TASK REQUIREMENTS | Transcribe each line exactly.

TASK INPUTS |
## START
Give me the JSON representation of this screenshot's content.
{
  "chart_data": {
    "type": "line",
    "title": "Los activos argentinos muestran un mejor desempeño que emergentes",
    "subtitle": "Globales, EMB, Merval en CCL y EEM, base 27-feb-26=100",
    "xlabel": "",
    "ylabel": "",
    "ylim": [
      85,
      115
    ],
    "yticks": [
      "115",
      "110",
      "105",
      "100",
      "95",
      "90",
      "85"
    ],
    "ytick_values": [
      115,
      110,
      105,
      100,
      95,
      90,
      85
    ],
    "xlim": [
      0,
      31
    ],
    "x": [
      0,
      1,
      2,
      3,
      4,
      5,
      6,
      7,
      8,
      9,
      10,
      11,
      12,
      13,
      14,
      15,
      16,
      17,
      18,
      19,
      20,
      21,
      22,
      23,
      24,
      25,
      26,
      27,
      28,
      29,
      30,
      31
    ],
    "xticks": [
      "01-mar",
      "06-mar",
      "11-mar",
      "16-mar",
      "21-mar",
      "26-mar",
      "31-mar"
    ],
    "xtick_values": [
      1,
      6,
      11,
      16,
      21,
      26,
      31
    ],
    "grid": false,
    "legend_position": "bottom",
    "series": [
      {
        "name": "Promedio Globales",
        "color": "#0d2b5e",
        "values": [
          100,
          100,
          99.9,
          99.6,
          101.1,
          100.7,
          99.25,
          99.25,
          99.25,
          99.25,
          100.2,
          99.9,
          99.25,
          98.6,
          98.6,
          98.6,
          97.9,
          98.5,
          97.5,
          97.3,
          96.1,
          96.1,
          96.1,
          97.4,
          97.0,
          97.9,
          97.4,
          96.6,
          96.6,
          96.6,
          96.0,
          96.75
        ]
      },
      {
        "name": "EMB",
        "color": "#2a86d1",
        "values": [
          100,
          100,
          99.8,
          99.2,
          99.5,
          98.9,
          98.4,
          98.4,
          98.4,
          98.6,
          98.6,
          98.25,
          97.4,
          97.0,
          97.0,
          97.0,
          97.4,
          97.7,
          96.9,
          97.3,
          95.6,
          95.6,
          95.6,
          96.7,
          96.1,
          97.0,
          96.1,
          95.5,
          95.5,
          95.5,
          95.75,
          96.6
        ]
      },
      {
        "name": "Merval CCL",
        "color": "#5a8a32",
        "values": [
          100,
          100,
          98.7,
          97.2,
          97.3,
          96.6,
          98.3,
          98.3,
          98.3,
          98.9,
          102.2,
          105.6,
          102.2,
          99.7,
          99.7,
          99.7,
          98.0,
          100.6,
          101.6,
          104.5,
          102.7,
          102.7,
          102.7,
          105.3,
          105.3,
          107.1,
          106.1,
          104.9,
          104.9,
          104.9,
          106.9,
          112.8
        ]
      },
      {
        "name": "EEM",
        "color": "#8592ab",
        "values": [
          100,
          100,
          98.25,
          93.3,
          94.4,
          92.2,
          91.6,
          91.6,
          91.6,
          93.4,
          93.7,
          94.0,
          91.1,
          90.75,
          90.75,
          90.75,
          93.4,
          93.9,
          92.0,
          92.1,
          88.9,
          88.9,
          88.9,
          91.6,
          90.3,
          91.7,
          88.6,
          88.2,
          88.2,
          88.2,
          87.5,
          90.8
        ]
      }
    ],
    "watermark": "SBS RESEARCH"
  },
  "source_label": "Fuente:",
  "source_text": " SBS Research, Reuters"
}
## END
SOLVED EXERCISE |
Give me the JSON representation of this screenshot's content.
{
  "chart_data": {
    "type": "line",
    "title": "Los activos argentinos muestran un mejor desempeño que emergentes",
    "subtitle": "Globales, EMB, Merval en CCL y EEM, base 27-feb-26=100",
    "xlabel": "",
    "ylabel": "",
    "ylim": [
      85,
      115
    ],
    "yticks": [
      "115",
      "110",
      "105",
      "100",
      "95",
      "90",
      "85"
    ],
    "ytick_values": [
      115,
      110,
      105,
      100,
      95,
      90,
      85
    ],
    "xlim": [
      0,
      31
    ],
    "x": [
      0,
      1,
      2,
      3,
      4,
      5,
      6,
      7,
      8,
      9,
      10,
      11,
      12,
      13,
      14,
      15,
      16,
      17,
      18,
      19,
      20,
      21,
      22,
      23,
      24,
      25,
      26,
      27,
      28,
      29,
      30,
      31
    ],
    "xticks": [
      "01-mar",
      "06-mar",
      "11-mar",
      "16-mar",
      "21-mar",
      "26-mar",
      "31-mar"
    ],
    "xtick_values": [
      1,
      6,
      11,
      16,
      21,
      26,
      31
    ],
    "grid": false,
    "legend_position": "bottom",
    "series": [
      {
        "name": "Promedio Globales",
        "color": "#0d2b5e",
        "values": [
          100,
          100,
          99.9,
          99.6,
          101.1,
          100.7,
          99.25,
          99.25,
          99.25,
          99.25,
          100.2,
          99.9,
          99.25,
          98.6,
          98.6,
          98.6,
          97.9,
          98.5,
          97.5,
          97.3,
          96.1,
          96.1,
          96.1,
          97.4,
          97.0,
          97.9,
          97.4,
          96.6,
          96.6,
          96.6,
          96.0,
          96.75
        ]
      },
      {
        "name": "EMB",
        "color": "#2a86d1",
        "values": [
          100,
          100,
          99.8,
          99.2,
          99.5,
          98.9,
          98.4,
          98.4,
          98.4,
          98.6,
          98.6,
          98.25,
          97.4,
          97.0,
          97.0,
          97.0,
          97.4,
          97.7,
          96.9,
          97.3,
          95.6,
          95.6,
          95.6,
          96.7,
          96.1,
          97.0,
          96.1,
          95.5,
          95.5,
          95.5,
          95.75,
          96.6
        ]
      },
      {
        "name": "Merval CCL",
        "color": "#5a8a32",
        "values": [
          100,
          100,
          98.7,
          97.2,
          97.3,
          96.6,
          98.3,
          98.3,
          98.3,
          98.9,
          102.2,
          105.6,
          102.2,
          99.7,
          99.7,
          99.7,
          98.0,
          100.6,
          101.6,
          104.5,
          102.7,
          102.7,
          102.7,
          105.3,
          105.3,
          107.1,
          106.1,
          104.9,
          104.9,
          104.9,
          106.9,
          112.8
        ]
      },
      {
        "name": "EEM",
        "color": "#8592ab",
        "values": [
          100,
          100,
          98.25,
          93.3,
          94.4,
          92.2,
          91.6,
          91.6,
          91.6,
          93.4,
          93.7,
          94.0,
          91.1,
          90.75,
          90.75,
          90.75,
          93.4,
          93.9,
          92.0,
          92.1,
          88.9,
          88.9,
          88.9,
          91.6,
          90.3,
          91.7,
          88.6,
          88.2,
          88.2,
          88.2,
          87.5,
          90.8
        ]
      }
    ],
    "watermark": "SBS RESEARCH"
  },
  "source_label": "Fuente:",
  "source_text": " SBS Research, Reuters"
}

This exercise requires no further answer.